= Your task =
Return all entries word for word, but drop any images.

= Records =
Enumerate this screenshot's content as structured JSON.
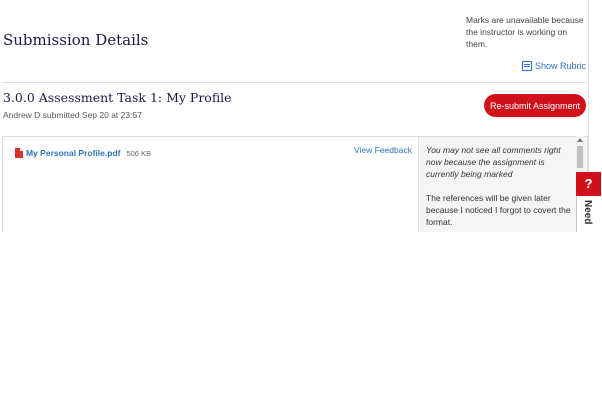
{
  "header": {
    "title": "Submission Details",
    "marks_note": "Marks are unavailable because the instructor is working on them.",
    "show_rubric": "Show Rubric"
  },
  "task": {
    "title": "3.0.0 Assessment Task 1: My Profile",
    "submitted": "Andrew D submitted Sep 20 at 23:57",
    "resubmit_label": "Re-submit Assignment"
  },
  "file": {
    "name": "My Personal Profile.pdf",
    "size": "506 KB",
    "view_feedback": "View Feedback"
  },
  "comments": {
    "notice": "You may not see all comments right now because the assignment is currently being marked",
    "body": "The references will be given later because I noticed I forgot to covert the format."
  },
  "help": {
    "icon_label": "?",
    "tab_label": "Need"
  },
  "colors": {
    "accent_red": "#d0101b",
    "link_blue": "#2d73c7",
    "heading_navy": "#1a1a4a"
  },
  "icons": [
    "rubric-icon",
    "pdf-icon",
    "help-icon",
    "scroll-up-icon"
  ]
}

= Result for this task =
Enumerate this screenshot's content as structured JSON.
{
  "header": {
    "title": "Submission Details",
    "marks_note": "Marks are unavailable because the instructor is working on them.",
    "show_rubric": "Show Rubric"
  },
  "task": {
    "title": "3.0.0 Assessment Task 1: My Profile",
    "submitted": "Andrew D submitted Sep 20 at 23:57",
    "resubmit_label": "Re-submit Assignment"
  },
  "file": {
    "name": "My Personal Profile.pdf",
    "size": "506 KB",
    "view_feedback": "View Feedback"
  },
  "comments": {
    "notice": "You may not see all comments right now because the assignment is currently being marked",
    "body": "The references will be given later because I noticed I forgot to covert the format."
  },
  "help": {
    "icon_label": "?",
    "tab_label": "Need"
  },
  "colors": {
    "accent_red": "#d0101b",
    "link_blue": "#2d73c7",
    "heading_navy": "#1a1a4a"
  },
  "icons": [
    "rubric-icon",
    "pdf-icon",
    "help-icon",
    "scroll-up-icon"
  ]
}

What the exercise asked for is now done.